▶ _Exercise brief_: Repeat the records in full and exactly, omitting pictures.

Figure record extracts:
------------
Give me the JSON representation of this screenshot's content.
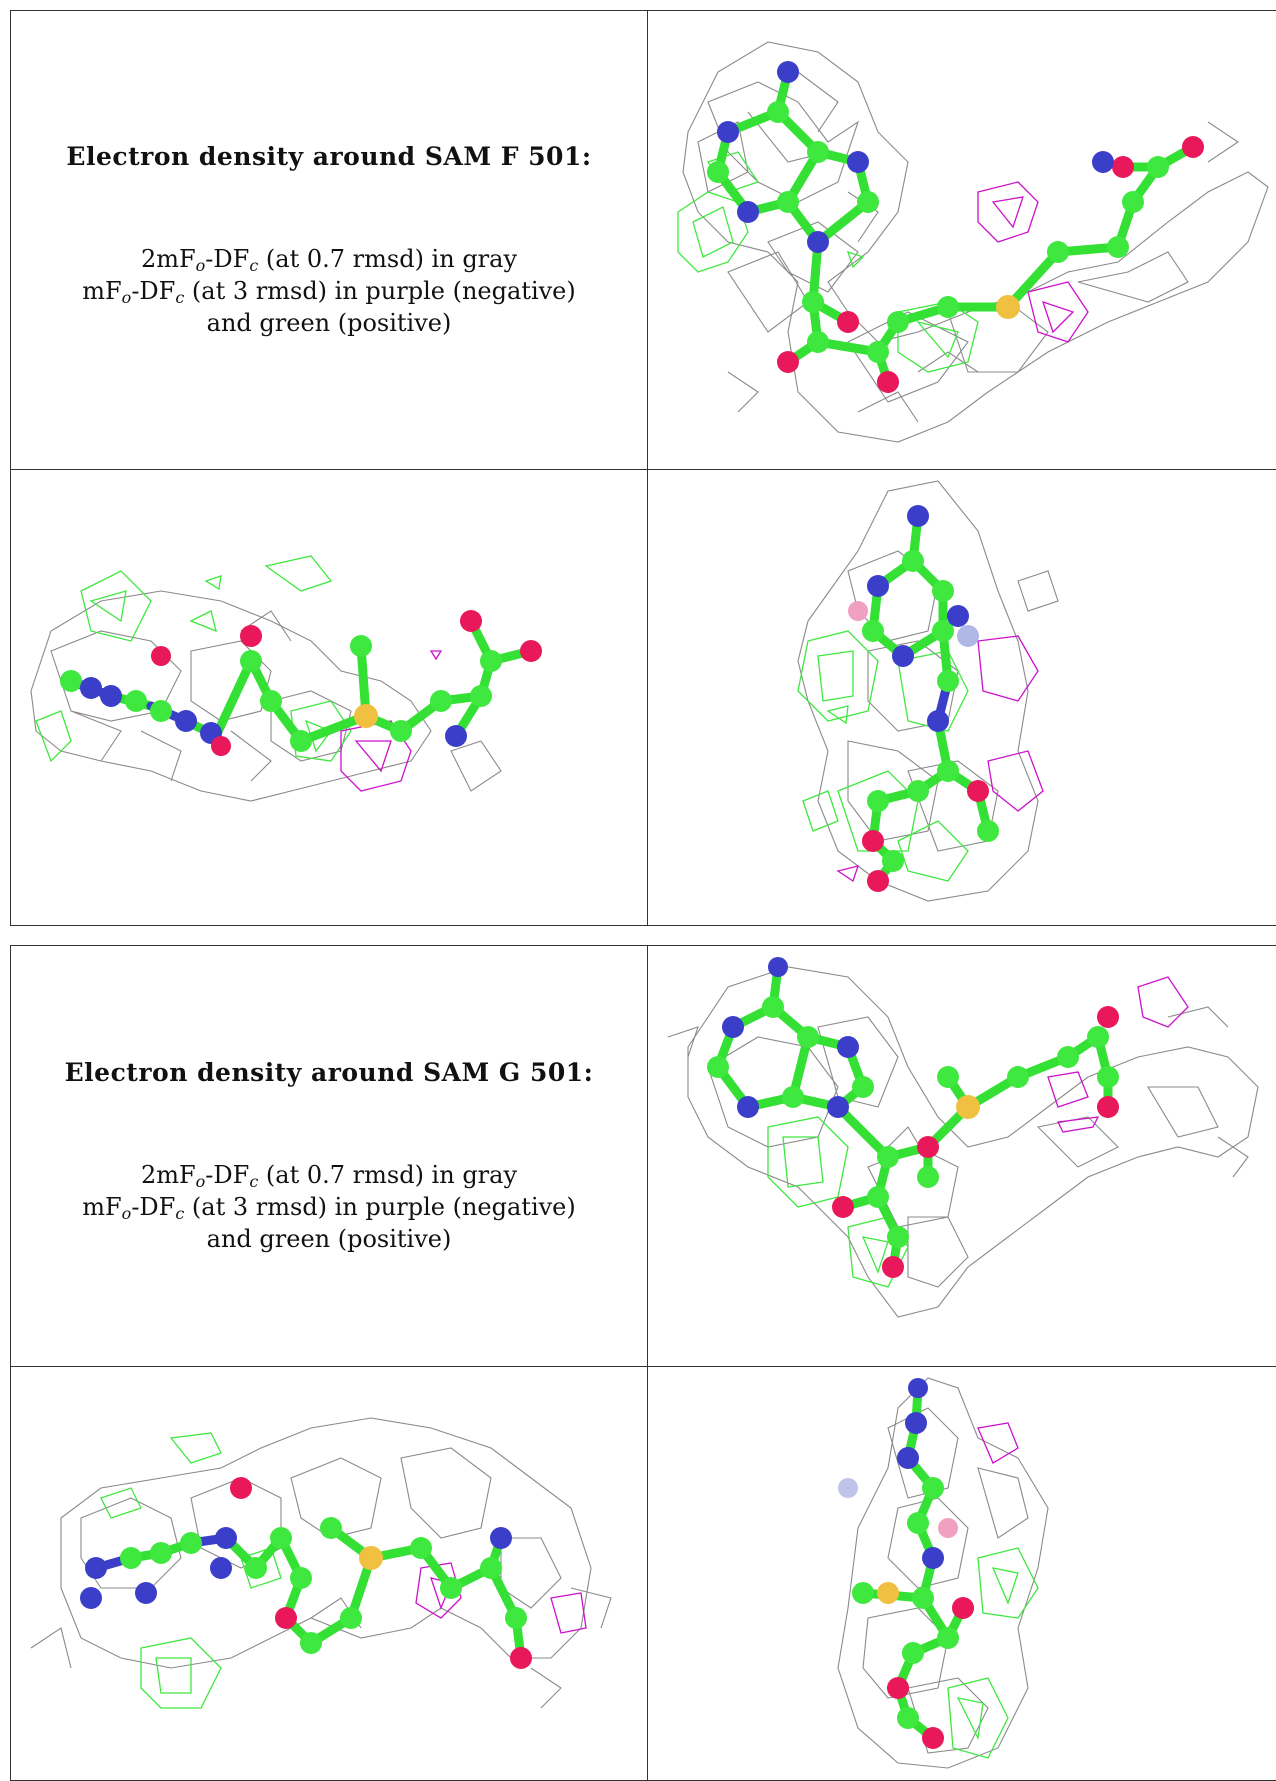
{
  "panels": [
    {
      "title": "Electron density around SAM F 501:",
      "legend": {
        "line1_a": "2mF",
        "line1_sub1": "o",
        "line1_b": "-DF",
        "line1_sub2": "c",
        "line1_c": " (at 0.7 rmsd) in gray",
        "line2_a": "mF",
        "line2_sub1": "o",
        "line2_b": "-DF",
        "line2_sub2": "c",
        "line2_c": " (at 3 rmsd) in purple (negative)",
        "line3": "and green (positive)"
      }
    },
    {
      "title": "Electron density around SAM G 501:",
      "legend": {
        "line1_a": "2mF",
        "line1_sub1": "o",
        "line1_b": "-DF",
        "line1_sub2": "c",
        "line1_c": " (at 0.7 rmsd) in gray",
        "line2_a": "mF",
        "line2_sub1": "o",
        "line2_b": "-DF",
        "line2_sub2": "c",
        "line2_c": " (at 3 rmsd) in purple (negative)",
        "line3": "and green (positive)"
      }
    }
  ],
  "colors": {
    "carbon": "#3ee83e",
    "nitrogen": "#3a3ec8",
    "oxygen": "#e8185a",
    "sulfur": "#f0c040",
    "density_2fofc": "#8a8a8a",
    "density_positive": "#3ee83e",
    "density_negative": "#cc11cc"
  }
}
------------
▶ _Full response_:
Give me the JSON representation of this screenshot's content.
{
  "panels": [
    {
      "title": "Electron density around SAM F 501:",
      "legend": {
        "line1_a": "2mF",
        "line1_sub1": "o",
        "line1_b": "-DF",
        "line1_sub2": "c",
        "line1_c": " (at 0.7 rmsd) in gray",
        "line2_a": "mF",
        "line2_sub1": "o",
        "line2_b": "-DF",
        "line2_sub2": "c",
        "line2_c": " (at 3 rmsd) in purple (negative)",
        "line3": "and green (positive)"
      }
    },
    {
      "title": "Electron density around SAM G 501:",
      "legend": {
        "line1_a": "2mF",
        "line1_sub1": "o",
        "line1_b": "-DF",
        "line1_sub2": "c",
        "line1_c": " (at 0.7 rmsd) in gray",
        "line2_a": "mF",
        "line2_sub1": "o",
        "line2_b": "-DF",
        "line2_sub2": "c",
        "line2_c": " (at 3 rmsd) in purple (negative)",
        "line3": "and green (positive)"
      }
    }
  ],
  "colors": {
    "carbon": "#3ee83e",
    "nitrogen": "#3a3ec8",
    "oxygen": "#e8185a",
    "sulfur": "#f0c040",
    "density_2fofc": "#8a8a8a",
    "density_positive": "#3ee83e",
    "density_negative": "#cc11cc"
  }
}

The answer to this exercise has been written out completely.